Work to be completed | Copy each of the entries below word for word, keeping every line as it stands.

Stored items from a collection

begin

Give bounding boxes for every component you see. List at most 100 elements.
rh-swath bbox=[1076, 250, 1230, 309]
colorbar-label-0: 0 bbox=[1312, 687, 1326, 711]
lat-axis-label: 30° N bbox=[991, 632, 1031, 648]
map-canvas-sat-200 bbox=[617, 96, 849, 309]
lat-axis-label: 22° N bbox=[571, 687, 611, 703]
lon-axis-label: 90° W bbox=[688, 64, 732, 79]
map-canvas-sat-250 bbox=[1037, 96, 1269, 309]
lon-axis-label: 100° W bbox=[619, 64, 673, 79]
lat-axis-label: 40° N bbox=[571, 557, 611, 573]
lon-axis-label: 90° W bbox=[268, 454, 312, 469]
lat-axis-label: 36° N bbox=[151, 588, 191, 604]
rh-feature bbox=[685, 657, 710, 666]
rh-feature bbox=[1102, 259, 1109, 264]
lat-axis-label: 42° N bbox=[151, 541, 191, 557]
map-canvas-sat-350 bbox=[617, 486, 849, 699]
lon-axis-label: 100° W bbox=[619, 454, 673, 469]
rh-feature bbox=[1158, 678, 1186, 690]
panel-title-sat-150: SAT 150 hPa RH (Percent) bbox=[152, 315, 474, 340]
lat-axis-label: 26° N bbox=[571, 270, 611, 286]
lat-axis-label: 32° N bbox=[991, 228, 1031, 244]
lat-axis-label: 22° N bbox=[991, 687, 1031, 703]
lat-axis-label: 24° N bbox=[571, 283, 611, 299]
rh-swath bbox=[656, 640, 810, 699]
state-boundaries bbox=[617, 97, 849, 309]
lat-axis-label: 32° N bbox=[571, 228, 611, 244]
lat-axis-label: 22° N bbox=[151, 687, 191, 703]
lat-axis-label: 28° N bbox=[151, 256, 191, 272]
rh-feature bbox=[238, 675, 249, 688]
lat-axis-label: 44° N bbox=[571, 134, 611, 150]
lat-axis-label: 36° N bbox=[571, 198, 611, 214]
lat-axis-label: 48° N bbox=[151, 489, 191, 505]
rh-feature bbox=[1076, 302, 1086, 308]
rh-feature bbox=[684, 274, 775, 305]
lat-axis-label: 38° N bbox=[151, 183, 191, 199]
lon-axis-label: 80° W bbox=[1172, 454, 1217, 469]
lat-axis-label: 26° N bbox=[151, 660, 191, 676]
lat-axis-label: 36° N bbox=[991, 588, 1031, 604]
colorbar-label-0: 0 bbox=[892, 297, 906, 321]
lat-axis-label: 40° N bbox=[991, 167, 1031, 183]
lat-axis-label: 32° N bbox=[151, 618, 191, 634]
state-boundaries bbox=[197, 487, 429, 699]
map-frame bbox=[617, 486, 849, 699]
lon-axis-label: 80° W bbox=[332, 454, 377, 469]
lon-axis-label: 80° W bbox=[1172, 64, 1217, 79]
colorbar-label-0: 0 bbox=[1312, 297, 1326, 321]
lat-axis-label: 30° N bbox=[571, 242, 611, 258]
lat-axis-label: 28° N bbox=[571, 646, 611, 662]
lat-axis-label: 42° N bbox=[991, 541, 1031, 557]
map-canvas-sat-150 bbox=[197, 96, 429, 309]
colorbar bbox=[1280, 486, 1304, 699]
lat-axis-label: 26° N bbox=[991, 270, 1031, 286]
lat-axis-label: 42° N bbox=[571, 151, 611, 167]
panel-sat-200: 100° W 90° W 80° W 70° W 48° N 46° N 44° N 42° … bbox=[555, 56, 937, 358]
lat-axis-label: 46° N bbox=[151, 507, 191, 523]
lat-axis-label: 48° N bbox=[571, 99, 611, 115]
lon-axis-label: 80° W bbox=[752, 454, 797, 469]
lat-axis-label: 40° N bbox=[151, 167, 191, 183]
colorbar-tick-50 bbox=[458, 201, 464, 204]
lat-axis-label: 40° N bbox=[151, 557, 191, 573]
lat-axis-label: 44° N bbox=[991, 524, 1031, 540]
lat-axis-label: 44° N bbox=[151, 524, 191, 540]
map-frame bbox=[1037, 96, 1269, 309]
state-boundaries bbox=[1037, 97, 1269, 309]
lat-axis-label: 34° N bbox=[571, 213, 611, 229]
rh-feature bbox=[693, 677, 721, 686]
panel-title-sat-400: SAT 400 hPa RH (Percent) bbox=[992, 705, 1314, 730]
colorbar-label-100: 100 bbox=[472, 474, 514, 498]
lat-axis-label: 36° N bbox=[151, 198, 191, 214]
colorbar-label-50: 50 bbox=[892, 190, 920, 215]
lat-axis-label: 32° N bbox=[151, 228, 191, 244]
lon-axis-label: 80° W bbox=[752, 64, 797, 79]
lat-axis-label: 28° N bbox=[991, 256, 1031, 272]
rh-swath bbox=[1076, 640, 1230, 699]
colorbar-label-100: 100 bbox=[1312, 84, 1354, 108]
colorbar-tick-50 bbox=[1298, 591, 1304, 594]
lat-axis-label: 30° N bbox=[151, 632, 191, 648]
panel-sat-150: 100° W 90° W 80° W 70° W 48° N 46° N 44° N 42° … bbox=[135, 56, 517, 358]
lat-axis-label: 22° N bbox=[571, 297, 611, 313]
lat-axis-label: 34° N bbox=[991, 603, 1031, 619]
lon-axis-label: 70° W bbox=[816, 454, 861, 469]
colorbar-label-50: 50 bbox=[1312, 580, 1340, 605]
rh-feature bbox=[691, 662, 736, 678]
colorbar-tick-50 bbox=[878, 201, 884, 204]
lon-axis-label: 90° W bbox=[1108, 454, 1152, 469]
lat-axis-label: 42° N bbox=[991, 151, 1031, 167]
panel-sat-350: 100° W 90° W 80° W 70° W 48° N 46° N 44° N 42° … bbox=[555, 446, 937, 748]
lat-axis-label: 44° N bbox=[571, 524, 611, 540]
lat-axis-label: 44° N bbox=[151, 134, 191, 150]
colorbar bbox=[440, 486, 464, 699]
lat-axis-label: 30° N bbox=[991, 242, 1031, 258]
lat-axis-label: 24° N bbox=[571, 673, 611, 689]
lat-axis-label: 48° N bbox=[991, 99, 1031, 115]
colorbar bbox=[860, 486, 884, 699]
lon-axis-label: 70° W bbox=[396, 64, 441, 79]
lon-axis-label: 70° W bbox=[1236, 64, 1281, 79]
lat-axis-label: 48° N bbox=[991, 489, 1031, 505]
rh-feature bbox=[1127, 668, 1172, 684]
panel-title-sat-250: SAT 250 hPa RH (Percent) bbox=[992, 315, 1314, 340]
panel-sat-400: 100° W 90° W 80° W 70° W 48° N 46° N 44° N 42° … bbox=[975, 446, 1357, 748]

end

Result of this exercise |
Give bounding boxes for every component you see. List at most 100 elements.
rh-swath bbox=[1076, 250, 1230, 309]
colorbar-label-0: 0 bbox=[1312, 687, 1326, 711]
lat-axis-label: 30° N bbox=[991, 632, 1031, 648]
map-canvas-sat-200 bbox=[617, 96, 849, 309]
lat-axis-label: 22° N bbox=[571, 687, 611, 703]
lon-axis-label: 90° W bbox=[688, 64, 732, 79]
map-canvas-sat-250 bbox=[1037, 96, 1269, 309]
lon-axis-label: 100° W bbox=[619, 64, 673, 79]
lat-axis-label: 40° N bbox=[571, 557, 611, 573]
lon-axis-label: 90° W bbox=[268, 454, 312, 469]
lat-axis-label: 36° N bbox=[151, 588, 191, 604]
rh-feature bbox=[685, 657, 710, 666]
rh-feature bbox=[1102, 259, 1109, 264]
lat-axis-label: 42° N bbox=[151, 541, 191, 557]
map-canvas-sat-350 bbox=[617, 486, 849, 699]
lon-axis-label: 100° W bbox=[619, 454, 673, 469]
rh-feature bbox=[1158, 678, 1186, 690]
panel-title-sat-150: SAT 150 hPa RH (Percent) bbox=[152, 315, 474, 340]
lat-axis-label: 26° N bbox=[571, 270, 611, 286]
lat-axis-label: 32° N bbox=[991, 228, 1031, 244]
lat-axis-label: 22° N bbox=[991, 687, 1031, 703]
lat-axis-label: 24° N bbox=[571, 283, 611, 299]
rh-swath bbox=[656, 640, 810, 699]
state-boundaries bbox=[617, 97, 849, 309]
lat-axis-label: 32° N bbox=[571, 228, 611, 244]
lat-axis-label: 22° N bbox=[151, 687, 191, 703]
lat-axis-label: 28° N bbox=[151, 256, 191, 272]
rh-feature bbox=[238, 675, 249, 688]
lat-axis-label: 44° N bbox=[571, 134, 611, 150]
lat-axis-label: 36° N bbox=[571, 198, 611, 214]
lat-axis-label: 48° N bbox=[151, 489, 191, 505]
rh-feature bbox=[1076, 302, 1086, 308]
rh-feature bbox=[684, 274, 775, 305]
lat-axis-label: 38° N bbox=[151, 183, 191, 199]
lon-axis-label: 80° W bbox=[1172, 454, 1217, 469]
lat-axis-label: 26° N bbox=[151, 660, 191, 676]
lat-axis-label: 36° N bbox=[991, 588, 1031, 604]
colorbar-label-0: 0 bbox=[892, 297, 906, 321]
lat-axis-label: 40° N bbox=[991, 167, 1031, 183]
lat-axis-label: 32° N bbox=[151, 618, 191, 634]
state-boundaries bbox=[197, 487, 429, 699]
map-frame bbox=[617, 486, 849, 699]
lon-axis-label: 80° W bbox=[332, 454, 377, 469]
lon-axis-label: 80° W bbox=[1172, 64, 1217, 79]
colorbar-label-0: 0 bbox=[1312, 297, 1326, 321]
lat-axis-label: 30° N bbox=[571, 242, 611, 258]
lat-axis-label: 28° N bbox=[571, 646, 611, 662]
lat-axis-label: 42° N bbox=[991, 541, 1031, 557]
map-canvas-sat-150 bbox=[197, 96, 429, 309]
colorbar bbox=[1280, 486, 1304, 699]
lat-axis-label: 26° N bbox=[991, 270, 1031, 286]
lat-axis-label: 42° N bbox=[571, 151, 611, 167]
panel-sat-200: 100° W 90° W 80° W 70° W 48° N 46° N 44° N 42° … bbox=[555, 56, 937, 358]
lat-axis-label: 46° N bbox=[151, 507, 191, 523]
lat-axis-label: 48° N bbox=[571, 99, 611, 115]
lon-axis-label: 80° W bbox=[752, 454, 797, 469]
lat-axis-label: 40° N bbox=[151, 167, 191, 183]
colorbar-tick-50 bbox=[458, 201, 464, 204]
lat-axis-label: 40° N bbox=[151, 557, 191, 573]
lat-axis-label: 44° N bbox=[991, 524, 1031, 540]
lat-axis-label: 44° N bbox=[151, 524, 191, 540]
map-frame bbox=[1037, 96, 1269, 309]
state-boundaries bbox=[1037, 97, 1269, 309]
lat-axis-label: 34° N bbox=[571, 213, 611, 229]
rh-feature bbox=[693, 677, 721, 686]
panel-title-sat-400: SAT 400 hPa RH (Percent) bbox=[992, 705, 1314, 730]
colorbar-label-100: 100 bbox=[472, 474, 514, 498]
lat-axis-label: 36° N bbox=[151, 198, 191, 214]
colorbar-label-50: 50 bbox=[892, 190, 920, 215]
lat-axis-label: 32° N bbox=[151, 228, 191, 244]
lon-axis-label: 80° W bbox=[752, 64, 797, 79]
lat-axis-label: 28° N bbox=[991, 256, 1031, 272]
rh-swath bbox=[1076, 640, 1230, 699]
colorbar-label-100: 100 bbox=[1312, 84, 1354, 108]
colorbar-tick-50 bbox=[1298, 591, 1304, 594]
lat-axis-label: 30° N bbox=[151, 632, 191, 648]
panel-sat-150: 100° W 90° W 80° W 70° W 48° N 46° N 44° N 42° … bbox=[135, 56, 517, 358]
lat-axis-label: 22° N bbox=[571, 297, 611, 313]
lat-axis-label: 34° N bbox=[991, 603, 1031, 619]
lon-axis-label: 70° W bbox=[816, 454, 861, 469]
colorbar-label-50: 50 bbox=[1312, 580, 1340, 605]
rh-feature bbox=[691, 662, 736, 678]
colorbar-tick-50 bbox=[878, 201, 884, 204]
lon-axis-label: 90° W bbox=[1108, 454, 1152, 469]
lat-axis-label: 42° N bbox=[991, 151, 1031, 167]
panel-sat-350: 100° W 90° W 80° W 70° W 48° N 46° N 44° N 42° … bbox=[555, 446, 937, 748]
lat-axis-label: 44° N bbox=[571, 524, 611, 540]
lat-axis-label: 44° N bbox=[151, 134, 191, 150]
colorbar bbox=[440, 486, 464, 699]
lat-axis-label: 30° N bbox=[991, 242, 1031, 258]
lat-axis-label: 24° N bbox=[571, 673, 611, 689]
lat-axis-label: 48° N bbox=[991, 99, 1031, 115]
colorbar bbox=[860, 486, 884, 699]
lon-axis-label: 70° W bbox=[396, 64, 441, 79]
lon-axis-label: 70° W bbox=[1236, 64, 1281, 79]
lat-axis-label: 48° N bbox=[991, 489, 1031, 505]
rh-feature bbox=[1127, 668, 1172, 684]
panel-title-sat-250: SAT 250 hPa RH (Percent) bbox=[992, 315, 1314, 340]
panel-sat-400: 100° W 90° W 80° W 70° W 48° N 46° N 44° N 42° … bbox=[975, 446, 1357, 748]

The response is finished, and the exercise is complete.